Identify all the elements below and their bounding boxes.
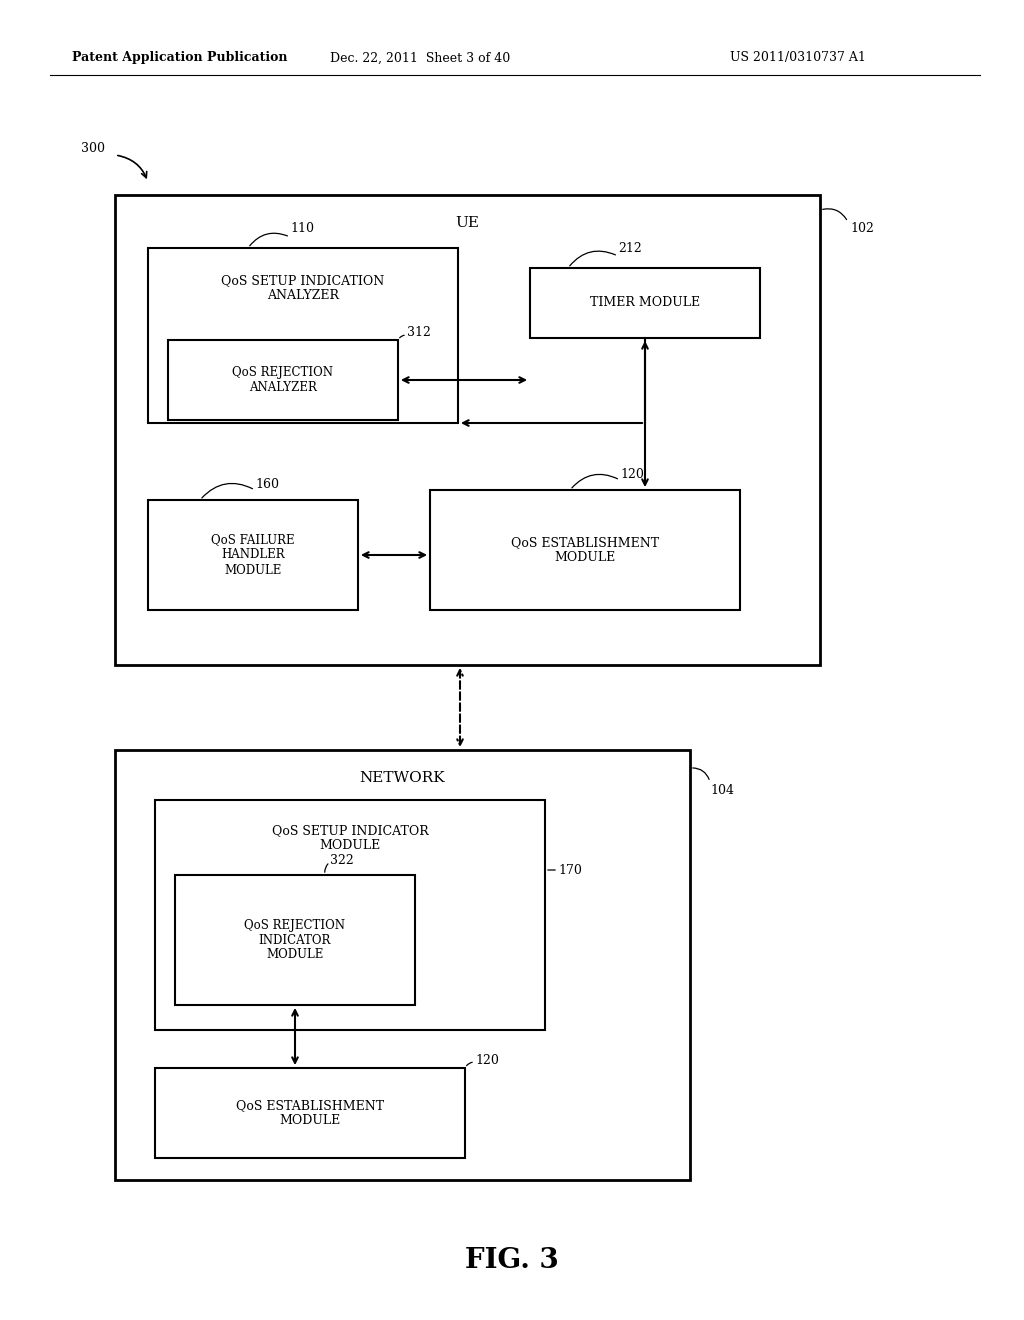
- Text: TIMER MODULE: TIMER MODULE: [590, 297, 700, 309]
- Text: 160: 160: [255, 478, 279, 491]
- Text: QoS SETUP INDICATOR
MODULE: QoS SETUP INDICATOR MODULE: [271, 824, 428, 851]
- Text: 102: 102: [850, 222, 873, 235]
- Text: 120: 120: [475, 1053, 499, 1067]
- Text: FIG. 3: FIG. 3: [465, 1246, 559, 1274]
- Text: 110: 110: [290, 222, 314, 235]
- Text: 170: 170: [558, 863, 582, 876]
- Text: 104: 104: [710, 784, 734, 796]
- Text: 312: 312: [407, 326, 431, 339]
- Bar: [175, 875, 415, 1005]
- Text: QoS FAILURE
HANDLER
MODULE: QoS FAILURE HANDLER MODULE: [211, 533, 295, 577]
- Text: QoS REJECTION
INDICATOR
MODULE: QoS REJECTION INDICATOR MODULE: [245, 919, 345, 961]
- Text: Patent Application Publication: Patent Application Publication: [72, 51, 288, 65]
- Bar: [115, 750, 690, 1180]
- Text: Dec. 22, 2011  Sheet 3 of 40: Dec. 22, 2011 Sheet 3 of 40: [330, 51, 510, 65]
- Bar: [530, 268, 760, 338]
- Text: QoS SETUP INDICATION
ANALYZER: QoS SETUP INDICATION ANALYZER: [221, 275, 385, 302]
- Text: QoS REJECTION
ANALYZER: QoS REJECTION ANALYZER: [232, 366, 334, 393]
- Text: 300: 300: [81, 141, 105, 154]
- Text: 322: 322: [330, 854, 353, 866]
- Bar: [155, 1068, 465, 1158]
- Bar: [115, 195, 820, 665]
- Bar: [148, 248, 458, 422]
- Bar: [168, 341, 398, 420]
- Bar: [155, 800, 545, 1030]
- Bar: [148, 500, 358, 610]
- Text: 212: 212: [618, 242, 642, 255]
- Text: US 2011/0310737 A1: US 2011/0310737 A1: [730, 51, 866, 65]
- Bar: [430, 490, 740, 610]
- Text: NETWORK: NETWORK: [359, 771, 445, 785]
- Text: 120: 120: [620, 467, 644, 480]
- Text: QoS ESTABLISHMENT
MODULE: QoS ESTABLISHMENT MODULE: [236, 1100, 384, 1127]
- Text: QoS ESTABLISHMENT
MODULE: QoS ESTABLISHMENT MODULE: [511, 536, 659, 564]
- Text: UE: UE: [456, 216, 479, 230]
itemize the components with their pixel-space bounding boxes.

— THE PROBLEM —
Return every line of the entries that contains the string "SETUP", copying each line in full. Case counts when matching.

— FULL SOLUTION —
- Text: QoS SETUP INDICATOR
MODULE: QoS SETUP INDICATOR MODULE: [271, 824, 428, 851]
- Text: QoS SETUP INDICATION
ANALYZER: QoS SETUP INDICATION ANALYZER: [221, 275, 385, 302]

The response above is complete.